Exercise task:
Return all of the entries word for word, but omit the pictures they contain.

Records for the exercise:
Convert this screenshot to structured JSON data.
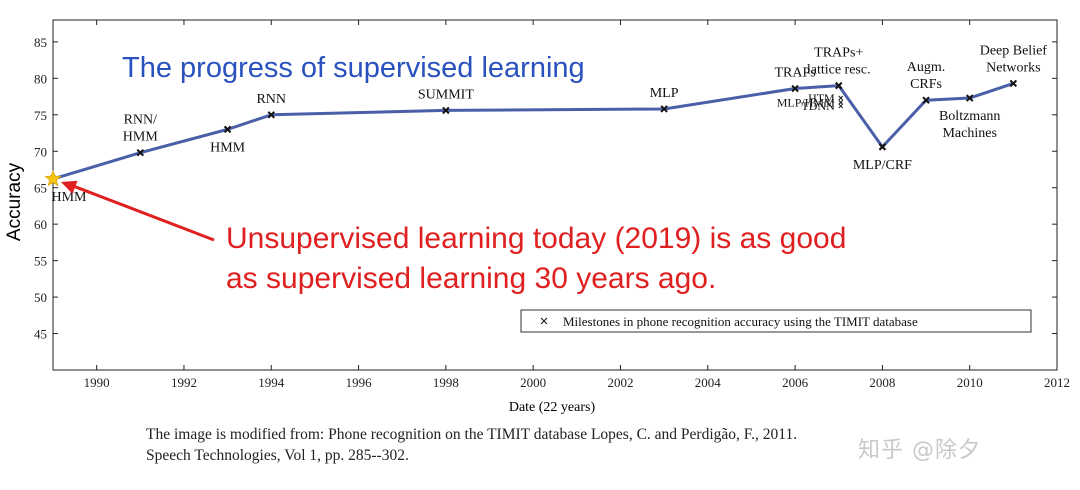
{
  "chart_data": {
    "type": "line",
    "title": "The progress of supervised learning",
    "xlabel": "Date (22 years)",
    "ylabel": "Accuracy",
    "xlim": [
      1989,
      2012
    ],
    "ylim": [
      40,
      88
    ],
    "xticks": [
      1990,
      1992,
      1994,
      1996,
      1998,
      2000,
      2002,
      2004,
      2006,
      2008,
      2010,
      2012
    ],
    "yticks": [
      45,
      50,
      55,
      60,
      65,
      70,
      75,
      80,
      85
    ],
    "legend": {
      "position": "bottom-right",
      "label": "Milestones in phone recognition accuracy using the TIMIT database"
    },
    "series": [
      {
        "points": [
          {
            "x": 1989,
            "y": 66.2
          },
          {
            "x": 1991,
            "y": 69.8
          },
          {
            "x": 1993,
            "y": 73.0
          },
          {
            "x": 1994,
            "y": 75.0
          },
          {
            "x": 1998,
            "y": 75.6
          },
          {
            "x": 2003,
            "y": 75.8
          },
          {
            "x": 2006,
            "y": 78.6
          },
          {
            "x": 2007,
            "y": 79.0
          },
          {
            "x": 2008,
            "y": 70.6
          },
          {
            "x": 2009,
            "y": 77.0
          },
          {
            "x": 2010,
            "y": 77.3
          },
          {
            "x": 2011,
            "y": 79.3
          }
        ]
      }
    ],
    "extra_markers": [
      {
        "x": 2007,
        "y": 77.3
      },
      {
        "x": 2007,
        "y": 76.7
      },
      {
        "x": 2007,
        "y": 76.2
      }
    ],
    "point_labels": [
      {
        "lines": [
          "HMM"
        ],
        "x": 1989,
        "y": 66.2,
        "pos": "below"
      },
      {
        "lines": [
          "RNN/",
          "HMM"
        ],
        "x": 1991,
        "y": 69.8,
        "pos": "above"
      },
      {
        "lines": [
          "HMM"
        ],
        "x": 1993,
        "y": 73.0,
        "pos": "below"
      },
      {
        "lines": [
          "RNN"
        ],
        "x": 1994,
        "y": 75.0,
        "pos": "above"
      },
      {
        "lines": [
          "SUMMIT"
        ],
        "x": 1998,
        "y": 75.6,
        "pos": "above"
      },
      {
        "lines": [
          "MLP"
        ],
        "x": 2003,
        "y": 75.8,
        "pos": "above"
      },
      {
        "lines": [
          "TRAPs"
        ],
        "x": 2006,
        "y": 78.6,
        "pos": "above"
      },
      {
        "lines": [
          "TRAPs+",
          "lattice resc."
        ],
        "x": 2007,
        "y": 79.0,
        "pos": "above"
      },
      {
        "lines": [
          "MLP/CRF"
        ],
        "x": 2008,
        "y": 70.6,
        "pos": "below"
      },
      {
        "lines": [
          "Augm.",
          "CRFs"
        ],
        "x": 2009,
        "y": 77.0,
        "pos": "above"
      },
      {
        "lines": [
          "Boltzmann",
          "Machines"
        ],
        "x": 2010,
        "y": 77.3,
        "pos": "below"
      },
      {
        "lines": [
          "Deep Belief",
          "Networks"
        ],
        "x": 2011,
        "y": 79.3,
        "pos": "above"
      },
      {
        "lines": [
          "HTM"
        ],
        "x": 2007,
        "y": 77.3,
        "pos": "left"
      },
      {
        "lines": [
          "MLP/HMM"
        ],
        "x": 2007,
        "y": 76.7,
        "pos": "left"
      },
      {
        "lines": [
          "TDNN"
        ],
        "x": 2007,
        "y": 76.2,
        "pos": "left"
      }
    ],
    "annotation": {
      "lines": [
        "Unsupervised learning today (2019) is as good",
        "as supervised learning 30 years ago."
      ],
      "target": {
        "x": 1989,
        "y": 66.2
      },
      "star_at": {
        "x": 1989,
        "y": 66.2
      }
    }
  },
  "caption": {
    "line1": "The image is modified from: Phone recognition on the TIMIT database Lopes, C. and Perdigão, F., 2011.",
    "line2": "Speech Technologies, Vol 1, pp. 285--302."
  },
  "watermark": "知乎 @除夕",
  "colors": {
    "line": "#4a5fa8",
    "title": "#2a52be",
    "annotation": "#e02020",
    "axis": "#222222",
    "star": "#f5c518"
  }
}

Exercise solution:
Convert this screenshot to structured JSON data.
{
  "chart_data": {
    "type": "line",
    "title": "The progress of supervised learning",
    "xlabel": "Date (22 years)",
    "ylabel": "Accuracy",
    "xlim": [
      1989,
      2012
    ],
    "ylim": [
      40,
      88
    ],
    "xticks": [
      1990,
      1992,
      1994,
      1996,
      1998,
      2000,
      2002,
      2004,
      2006,
      2008,
      2010,
      2012
    ],
    "yticks": [
      45,
      50,
      55,
      60,
      65,
      70,
      75,
      80,
      85
    ],
    "legend": {
      "position": "bottom-right",
      "label": "Milestones in phone recognition accuracy using the TIMIT database"
    },
    "series": [
      {
        "points": [
          {
            "x": 1989,
            "y": 66.2
          },
          {
            "x": 1991,
            "y": 69.8
          },
          {
            "x": 1993,
            "y": 73.0
          },
          {
            "x": 1994,
            "y": 75.0
          },
          {
            "x": 1998,
            "y": 75.6
          },
          {
            "x": 2003,
            "y": 75.8
          },
          {
            "x": 2006,
            "y": 78.6
          },
          {
            "x": 2007,
            "y": 79.0
          },
          {
            "x": 2008,
            "y": 70.6
          },
          {
            "x": 2009,
            "y": 77.0
          },
          {
            "x": 2010,
            "y": 77.3
          },
          {
            "x": 2011,
            "y": 79.3
          }
        ]
      }
    ],
    "extra_markers": [
      {
        "x": 2007,
        "y": 77.3
      },
      {
        "x": 2007,
        "y": 76.7
      },
      {
        "x": 2007,
        "y": 76.2
      }
    ],
    "point_labels": [
      {
        "lines": [
          "HMM"
        ],
        "x": 1989,
        "y": 66.2,
        "pos": "below"
      },
      {
        "lines": [
          "RNN/",
          "HMM"
        ],
        "x": 1991,
        "y": 69.8,
        "pos": "above"
      },
      {
        "lines": [
          "HMM"
        ],
        "x": 1993,
        "y": 73.0,
        "pos": "below"
      },
      {
        "lines": [
          "RNN"
        ],
        "x": 1994,
        "y": 75.0,
        "pos": "above"
      },
      {
        "lines": [
          "SUMMIT"
        ],
        "x": 1998,
        "y": 75.6,
        "pos": "above"
      },
      {
        "lines": [
          "MLP"
        ],
        "x": 2003,
        "y": 75.8,
        "pos": "above"
      },
      {
        "lines": [
          "TRAPs"
        ],
        "x": 2006,
        "y": 78.6,
        "pos": "above"
      },
      {
        "lines": [
          "TRAPs+",
          "lattice resc."
        ],
        "x": 2007,
        "y": 79.0,
        "pos": "above"
      },
      {
        "lines": [
          "MLP/CRF"
        ],
        "x": 2008,
        "y": 70.6,
        "pos": "below"
      },
      {
        "lines": [
          "Augm.",
          "CRFs"
        ],
        "x": 2009,
        "y": 77.0,
        "pos": "above"
      },
      {
        "lines": [
          "Boltzmann",
          "Machines"
        ],
        "x": 2010,
        "y": 77.3,
        "pos": "below"
      },
      {
        "lines": [
          "Deep Belief",
          "Networks"
        ],
        "x": 2011,
        "y": 79.3,
        "pos": "above"
      },
      {
        "lines": [
          "HTM"
        ],
        "x": 2007,
        "y": 77.3,
        "pos": "left"
      },
      {
        "lines": [
          "MLP/HMM"
        ],
        "x": 2007,
        "y": 76.7,
        "pos": "left"
      },
      {
        "lines": [
          "TDNN"
        ],
        "x": 2007,
        "y": 76.2,
        "pos": "left"
      }
    ],
    "annotation": {
      "lines": [
        "Unsupervised learning today (2019) is as good",
        "as supervised learning 30 years ago."
      ],
      "target": {
        "x": 1989,
        "y": 66.2
      },
      "star_at": {
        "x": 1989,
        "y": 66.2
      }
    }
  },
  "caption": {
    "line1": "The image is modified from: Phone recognition on the TIMIT database Lopes, C. and Perdigão, F., 2011.",
    "line2": "Speech Technologies, Vol 1, pp. 285--302."
  },
  "watermark": "知乎 @除夕",
  "colors": {
    "line": "#4a5fa8",
    "title": "#2a52be",
    "annotation": "#e02020",
    "axis": "#222222",
    "star": "#f5c518"
  }
}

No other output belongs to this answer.